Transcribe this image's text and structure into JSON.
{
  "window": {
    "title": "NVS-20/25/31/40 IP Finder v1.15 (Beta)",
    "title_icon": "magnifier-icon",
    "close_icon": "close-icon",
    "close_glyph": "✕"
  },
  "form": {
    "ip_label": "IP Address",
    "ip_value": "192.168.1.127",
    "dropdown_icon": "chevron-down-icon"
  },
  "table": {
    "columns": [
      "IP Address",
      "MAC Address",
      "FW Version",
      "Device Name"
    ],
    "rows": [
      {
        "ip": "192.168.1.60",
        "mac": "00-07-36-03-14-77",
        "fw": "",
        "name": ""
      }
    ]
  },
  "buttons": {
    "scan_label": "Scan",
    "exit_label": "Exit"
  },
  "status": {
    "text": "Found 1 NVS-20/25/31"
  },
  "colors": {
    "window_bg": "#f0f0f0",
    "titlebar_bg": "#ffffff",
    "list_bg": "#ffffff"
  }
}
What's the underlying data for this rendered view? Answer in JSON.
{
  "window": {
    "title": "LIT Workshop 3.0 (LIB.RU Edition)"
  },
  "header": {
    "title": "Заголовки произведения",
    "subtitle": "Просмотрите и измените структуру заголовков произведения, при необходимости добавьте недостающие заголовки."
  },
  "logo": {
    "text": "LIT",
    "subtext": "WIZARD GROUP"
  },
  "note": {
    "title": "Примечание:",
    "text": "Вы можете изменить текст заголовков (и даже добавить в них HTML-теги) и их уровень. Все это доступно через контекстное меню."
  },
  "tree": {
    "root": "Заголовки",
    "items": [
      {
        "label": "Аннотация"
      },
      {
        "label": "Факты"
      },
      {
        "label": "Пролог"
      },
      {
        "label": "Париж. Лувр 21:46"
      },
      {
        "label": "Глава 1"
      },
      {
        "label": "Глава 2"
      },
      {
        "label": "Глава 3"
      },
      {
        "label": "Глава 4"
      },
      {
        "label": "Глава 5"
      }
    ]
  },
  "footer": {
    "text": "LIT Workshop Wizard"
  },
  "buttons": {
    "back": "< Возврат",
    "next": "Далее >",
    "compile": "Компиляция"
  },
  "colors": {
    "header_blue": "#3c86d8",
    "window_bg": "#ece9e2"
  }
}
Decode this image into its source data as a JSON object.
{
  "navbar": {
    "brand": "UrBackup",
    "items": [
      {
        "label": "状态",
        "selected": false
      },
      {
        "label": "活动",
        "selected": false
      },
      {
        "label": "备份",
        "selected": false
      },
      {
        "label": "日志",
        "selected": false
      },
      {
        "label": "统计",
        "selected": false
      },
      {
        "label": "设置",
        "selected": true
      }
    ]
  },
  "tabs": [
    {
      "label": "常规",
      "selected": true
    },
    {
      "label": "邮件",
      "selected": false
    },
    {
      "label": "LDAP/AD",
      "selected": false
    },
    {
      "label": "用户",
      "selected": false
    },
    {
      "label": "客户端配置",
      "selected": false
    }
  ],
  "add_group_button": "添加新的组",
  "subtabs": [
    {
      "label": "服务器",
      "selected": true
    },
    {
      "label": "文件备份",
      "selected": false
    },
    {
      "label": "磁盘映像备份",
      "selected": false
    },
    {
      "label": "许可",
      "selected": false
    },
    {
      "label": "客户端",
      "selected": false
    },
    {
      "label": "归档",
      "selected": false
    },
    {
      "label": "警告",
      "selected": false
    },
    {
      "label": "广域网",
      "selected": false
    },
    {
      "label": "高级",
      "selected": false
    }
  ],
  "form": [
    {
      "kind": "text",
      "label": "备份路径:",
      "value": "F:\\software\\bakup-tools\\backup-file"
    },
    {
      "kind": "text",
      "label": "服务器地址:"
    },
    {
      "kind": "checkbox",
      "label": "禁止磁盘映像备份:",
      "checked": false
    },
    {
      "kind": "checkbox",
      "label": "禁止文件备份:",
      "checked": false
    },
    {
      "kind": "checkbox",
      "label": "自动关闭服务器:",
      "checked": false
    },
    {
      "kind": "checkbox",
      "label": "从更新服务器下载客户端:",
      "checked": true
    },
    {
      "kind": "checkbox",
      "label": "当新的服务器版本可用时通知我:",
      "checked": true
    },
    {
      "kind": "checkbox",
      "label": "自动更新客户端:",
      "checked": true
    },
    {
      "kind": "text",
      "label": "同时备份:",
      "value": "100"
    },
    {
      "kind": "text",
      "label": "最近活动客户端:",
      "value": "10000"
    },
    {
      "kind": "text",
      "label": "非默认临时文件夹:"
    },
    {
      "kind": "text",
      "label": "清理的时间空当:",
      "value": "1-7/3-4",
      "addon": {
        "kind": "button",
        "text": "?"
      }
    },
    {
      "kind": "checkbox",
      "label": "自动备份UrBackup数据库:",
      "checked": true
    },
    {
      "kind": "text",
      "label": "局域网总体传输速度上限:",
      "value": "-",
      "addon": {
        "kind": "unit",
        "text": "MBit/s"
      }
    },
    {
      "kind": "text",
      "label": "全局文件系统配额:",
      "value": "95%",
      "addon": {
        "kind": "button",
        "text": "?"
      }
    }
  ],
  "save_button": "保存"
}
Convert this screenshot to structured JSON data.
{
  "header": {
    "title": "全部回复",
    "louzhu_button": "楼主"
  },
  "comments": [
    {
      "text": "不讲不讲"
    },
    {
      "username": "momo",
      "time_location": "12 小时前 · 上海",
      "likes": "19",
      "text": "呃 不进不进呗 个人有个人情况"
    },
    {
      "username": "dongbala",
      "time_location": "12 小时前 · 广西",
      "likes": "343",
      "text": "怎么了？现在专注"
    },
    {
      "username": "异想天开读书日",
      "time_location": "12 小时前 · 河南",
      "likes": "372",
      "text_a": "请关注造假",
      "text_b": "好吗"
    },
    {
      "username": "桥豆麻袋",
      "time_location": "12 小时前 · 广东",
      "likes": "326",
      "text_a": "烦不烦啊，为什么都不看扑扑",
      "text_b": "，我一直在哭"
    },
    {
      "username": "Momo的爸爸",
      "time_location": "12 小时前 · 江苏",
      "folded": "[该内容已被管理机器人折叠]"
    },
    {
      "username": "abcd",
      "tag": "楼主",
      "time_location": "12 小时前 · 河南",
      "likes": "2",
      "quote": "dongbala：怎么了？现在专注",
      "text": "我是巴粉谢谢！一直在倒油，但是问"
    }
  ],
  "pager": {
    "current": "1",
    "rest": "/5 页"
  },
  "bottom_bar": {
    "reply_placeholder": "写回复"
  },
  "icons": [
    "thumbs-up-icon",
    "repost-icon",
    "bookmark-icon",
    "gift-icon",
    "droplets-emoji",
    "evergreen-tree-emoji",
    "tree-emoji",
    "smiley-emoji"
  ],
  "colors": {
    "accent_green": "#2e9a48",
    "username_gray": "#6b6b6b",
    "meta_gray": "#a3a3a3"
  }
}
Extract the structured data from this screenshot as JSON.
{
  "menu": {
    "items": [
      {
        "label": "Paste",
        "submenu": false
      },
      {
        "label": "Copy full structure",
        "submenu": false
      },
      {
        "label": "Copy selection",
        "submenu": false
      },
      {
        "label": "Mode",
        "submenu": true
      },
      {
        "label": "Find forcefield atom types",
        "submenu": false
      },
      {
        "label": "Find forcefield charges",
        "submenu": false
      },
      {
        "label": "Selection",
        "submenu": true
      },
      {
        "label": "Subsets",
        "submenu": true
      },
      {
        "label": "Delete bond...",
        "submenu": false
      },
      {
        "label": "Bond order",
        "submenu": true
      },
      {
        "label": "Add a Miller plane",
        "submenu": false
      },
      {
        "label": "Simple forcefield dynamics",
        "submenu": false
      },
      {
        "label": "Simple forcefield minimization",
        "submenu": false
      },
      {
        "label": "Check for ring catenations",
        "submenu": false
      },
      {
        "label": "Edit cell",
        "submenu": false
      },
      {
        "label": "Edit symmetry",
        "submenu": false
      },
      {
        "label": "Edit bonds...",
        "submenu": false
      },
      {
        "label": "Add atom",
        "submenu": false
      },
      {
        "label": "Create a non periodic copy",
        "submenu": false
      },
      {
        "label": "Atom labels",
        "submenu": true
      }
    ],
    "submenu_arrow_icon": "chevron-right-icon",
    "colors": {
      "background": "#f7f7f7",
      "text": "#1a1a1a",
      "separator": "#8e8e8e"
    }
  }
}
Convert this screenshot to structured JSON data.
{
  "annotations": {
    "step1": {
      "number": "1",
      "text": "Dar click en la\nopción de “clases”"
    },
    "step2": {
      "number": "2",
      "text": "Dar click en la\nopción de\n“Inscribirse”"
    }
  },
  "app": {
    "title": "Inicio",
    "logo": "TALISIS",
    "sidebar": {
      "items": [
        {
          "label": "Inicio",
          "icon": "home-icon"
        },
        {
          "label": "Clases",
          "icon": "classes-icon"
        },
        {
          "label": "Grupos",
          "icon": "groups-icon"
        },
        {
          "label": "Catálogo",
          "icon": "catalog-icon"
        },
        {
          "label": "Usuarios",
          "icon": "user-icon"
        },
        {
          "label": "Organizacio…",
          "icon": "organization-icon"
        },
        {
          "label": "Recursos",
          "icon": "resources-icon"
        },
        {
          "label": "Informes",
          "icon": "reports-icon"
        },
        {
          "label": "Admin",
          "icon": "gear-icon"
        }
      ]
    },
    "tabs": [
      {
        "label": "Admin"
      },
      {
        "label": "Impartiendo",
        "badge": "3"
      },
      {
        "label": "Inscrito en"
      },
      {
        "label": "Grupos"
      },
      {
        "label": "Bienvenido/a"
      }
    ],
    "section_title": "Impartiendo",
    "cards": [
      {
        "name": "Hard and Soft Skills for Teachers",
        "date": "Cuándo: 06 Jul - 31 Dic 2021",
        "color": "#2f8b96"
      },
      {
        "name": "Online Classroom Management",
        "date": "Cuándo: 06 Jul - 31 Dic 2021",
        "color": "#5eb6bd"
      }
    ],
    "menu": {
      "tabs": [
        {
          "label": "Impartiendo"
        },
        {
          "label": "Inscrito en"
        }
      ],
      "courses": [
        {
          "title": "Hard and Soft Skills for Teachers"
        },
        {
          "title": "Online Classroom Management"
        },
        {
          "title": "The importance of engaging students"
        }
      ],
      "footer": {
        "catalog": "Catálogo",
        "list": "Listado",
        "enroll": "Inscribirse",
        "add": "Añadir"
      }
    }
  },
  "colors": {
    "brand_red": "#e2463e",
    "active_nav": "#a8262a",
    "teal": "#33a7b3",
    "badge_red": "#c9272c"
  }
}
· · · ·
* [TASK REQUIREMENTS]:
Return every line in the listing that contains the word "nopción".

* [COMPLETED TASK]:
      "text": "Dar click en la\nopción de “clases”"
      "text": "Dar click en la\nopción de\n“Inscribirse”"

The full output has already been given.